Start of SUPPLIED RECORDS
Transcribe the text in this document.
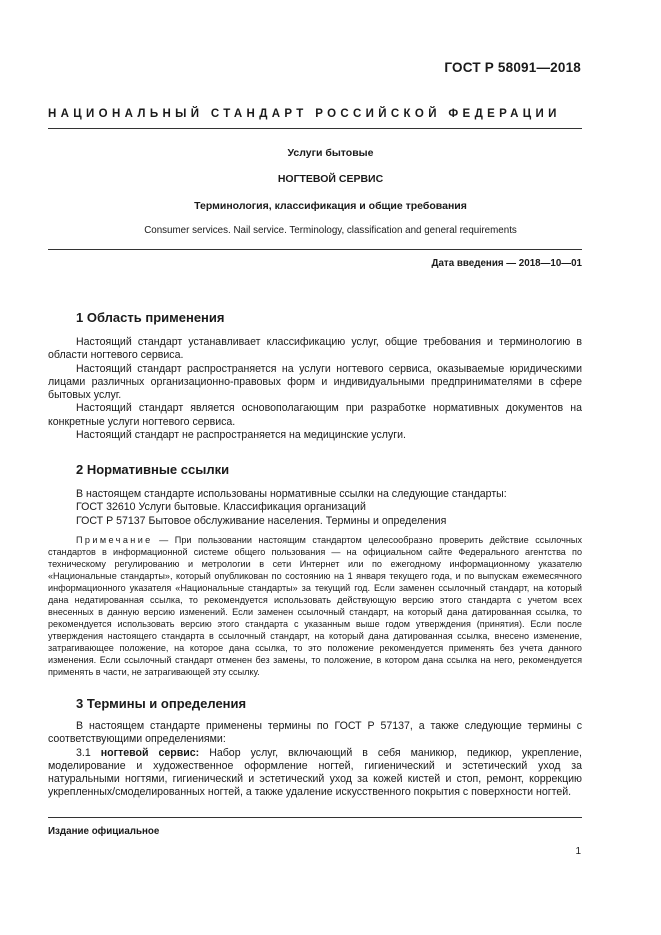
ГОСТ Р 58091—2018
НАЦИОНАЛЬНЫЙ СТАНДАРТ РОССИЙСКОЙ ФЕДЕРАЦИИ
Услуги бытовые
НОГТЕВОЙ СЕРВИС
Терминология, классификация и общие требования
Consumer services. Nail service. Terminology, classification and general requirements
Дата введения — 2018—10—01
1 Область применения

Настоящий стандарт устанавливает классификацию услуг, общие требования и терминологию в области ногтевого сервиса.

Настоящий стандарт распространяется на услуги ногтевого сервиса, оказываемые юридическими лицами различных организационно-правовых форм и индивидуальными предпринимателями в сфере бытовых услуг.

Настоящий стандарт является основополагающим при разработке нормативных документов на конкретные услуги ногтевого сервиса.

Настоящий стандарт не распространяется на медицинские услуги.

2 Нормативные ссылки
В настоящем стандарте использованы нормативные ссылки на следующие стандарты:
ГОСТ 32610 Услуги бытовые. Классификация организаций
ГОСТ Р 57137 Бытовое обслуживание населения. Термины и определения
Примечание — При пользовании настоящим стандартом целесообразно проверить действие ссылочных стандартов в информационной системе общего пользования — на официальном сайте Федерального агентства по техническому регулированию и метрологии в сети Интернет или по ежегодному информационному указателю «Национальные стандарты», который опубликован по состоянию на 1 января текущего года, и по выпускам ежемесячного информационного указателя «Национальные стандарты» за текущий год. Если заменен ссылочный стандарт, на который дана недатированная ссылка, то рекомендуется использовать действующую версию этого стандарта с учетом всех внесенных в данную версию изменений. Если заменен ссылочный стандарт, на который дана датированная ссылка, то рекомендуется использовать версию этого стандарта с указанным выше годом утверждения (принятия). Если после утверждения настоящего стандарта в ссылочный стандарт, на который дана датированная ссылка, внесено изменение, затрагивающее положение, на которое дана ссылка, то это положение рекомендуется применять без учета данного изменения. Если ссылочный стандарт отменен без замены, то положение, в котором дана ссылка на него, рекомендуется применять в части, не затрагивающей эту ссылку.
3 Термины и определения

В настоящем стандарте применены термины по ГОСТ Р 57137, а также следующие термины с соответствующими определениями:

3.1 ногтевой сервис: Набор услуг, включающий в себя маникюр, педикюр, укрепление, моделирование и художественное оформление ногтей, гигиенический и эстетический уход за натуральными ногтями, гигиенический и эстетический уход за кожей кистей и стоп, ремонт, коррекцию укрепленных/смоделированных ногтей, а также удаление искусственного покрытия с поверхности ногтей.

Издание официальное
1
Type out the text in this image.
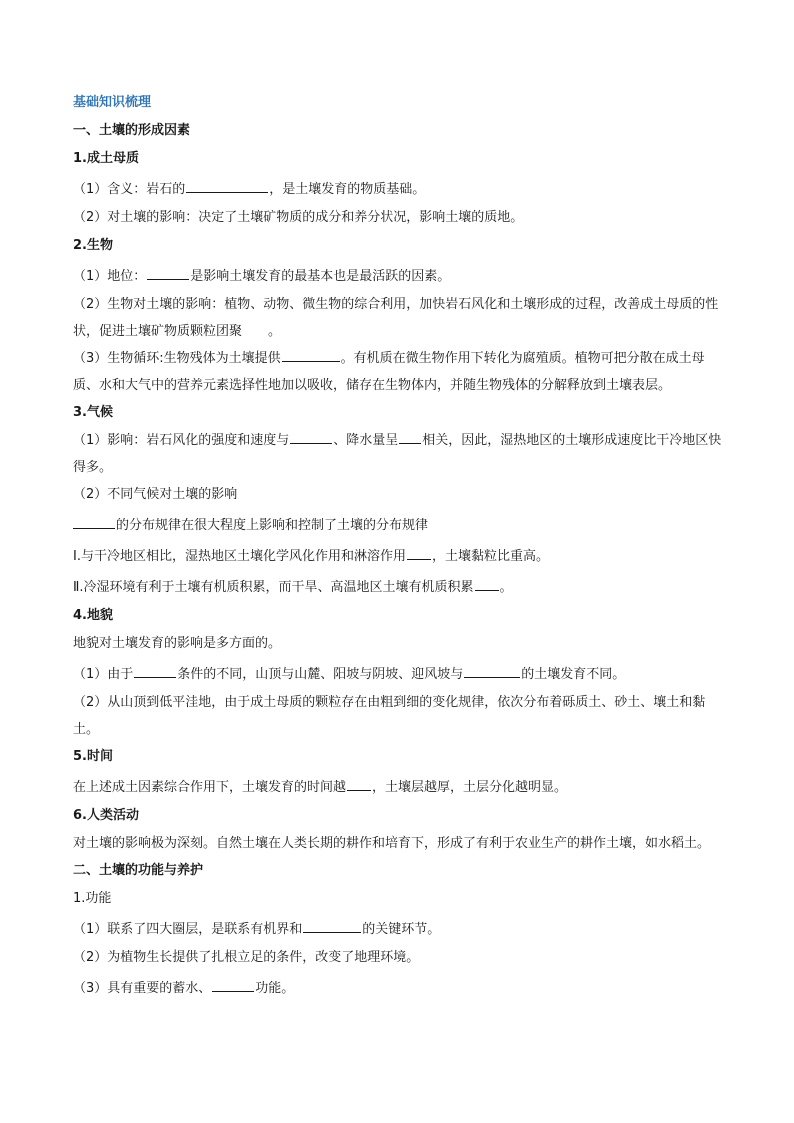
基础知识梳理
一、土壤的形成因素
1.成土母质
（1）含义：岩石的	，是土壤发育的物质基础。
（2）对土壤的影响：决定了土壤矿物质的成分和养分状况，影响土壤的质地。
2.生物
（1）地位：	是影响土壤发育的最基本也是最活跃的因素。
（2）生物对土壤的影响：植物、动物、微生物的综合利用，加快岩石风化和土壤形成的过程，改善成土母质的性状，促进土壤矿物质颗粒团聚 。
（3）生物循环:生物残体为土壤提供	。有机质在微生物作用下转化为腐殖质。植物可把分散在成土母质、水和大气中的营养元素选择性地加以吸收，储存在生物体内，并随生物残体的分解释放到土壤表层。
3.气候
（1）影响：岩石风化的强度和速度与	、降水量呈 相关，因此，湿热地区的土壤形成速度比干冷地区快得多。
（2）不同气候对土壤的影响
的分布规律在很大程度上影响和控制了土壤的分布规律
Ⅰ.与干冷地区相比，湿热地区土壤化学风化作用和淋溶作用 ，土壤黏粒比重高。
Ⅱ.冷湿环境有利于土壤有机质积累，而干旱、高温地区土壤有机质积累 。
4.地貌
地貌对土壤发育的影响是多方面的。
（1）由于	条件的不同，山顶与山麓、阳坡与阴坡、迎风坡与	的土壤发育不同。
（2）从山顶到低平洼地，由于成土母质的颗粒存在由粗到细的变化规律，依次分布着砾质土、砂土、壤土和黏土。
5.时间
在上述成土因素综合作用下，土壤发育的时间越 ，土壤层越厚，土层分化越明显。
6.人类活动
对土壤的影响极为深刻。自然土壤在人类长期的耕作和培育下，形成了有利于农业生产的耕作土壤，如水稻土。
二、土壤的功能与养护
1.功能
（1）联系了四大圈层，是联系有机界和	的关键环节。
（2）为植物生长提供了扎根立足的条件，改变了地理环境。
（3）具有重要的蓄水、	功能。
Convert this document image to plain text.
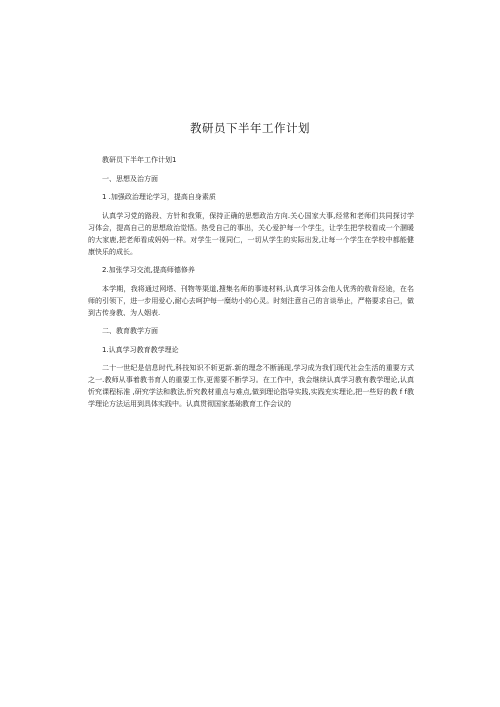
教研员下半年工作计划

教研员下半年工作计划1

一、思想及治方面

1 .加强政治理论学习，提高自身素质

认真学习党的路段、方针和我策，保持正确的思想政治方向.关心国家大事,经常和老师们共同探讨学习体会，提高自己的思想敌治觉悟。热受自己的事出，关心爱护每一个学生，让学生把学校看成一个溷暖的大家鹿,把老师看成妈妈一样。对学生一视同仁，一切从学生的实际出发,让每一个学生在学校中都能健康快乐的成长。

2.加张学习交流,提高师德修养

本学期，我将通过网塔、刊物等渠道,搜集名师的事迹材料,认真学习体会他人优秀的敖肯经途，在名师的引领下，进一步用爱心,耐心去呵护每一糜幼小的心灵。时刻注意自己的言谈举止，严格要求自己，做到古传身教、为人姻表.

二、教育教学方面

1.认真学习教育教学理论

二十一世纪是信息时代,科技知识不斩更新.新的理念不断涌现,学习成为我们现代社会生活的重要方式之一.教师从事着教书育人的重要工作,更需要不断学习。在工作中，我会继续认真学习教有教学理论,认真忻究课程标准 ,研究学法和教法,忻究教材重点与难点,做到理论指导实践,实践充实理论,把一些好的教 f f教学理论方法运用到具体实践中。认真贯彻国家基础教育工作会议的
End of SUPPLIED RECORDS
§ DIRECTIONS FOR THIS TASK: From the data above, gather every line that includes the word "text".

§ RESULT FOR THIS EXERCISE:
Transcribe the text in this document.
Type out the text in this image.
Convert this document image to plain text.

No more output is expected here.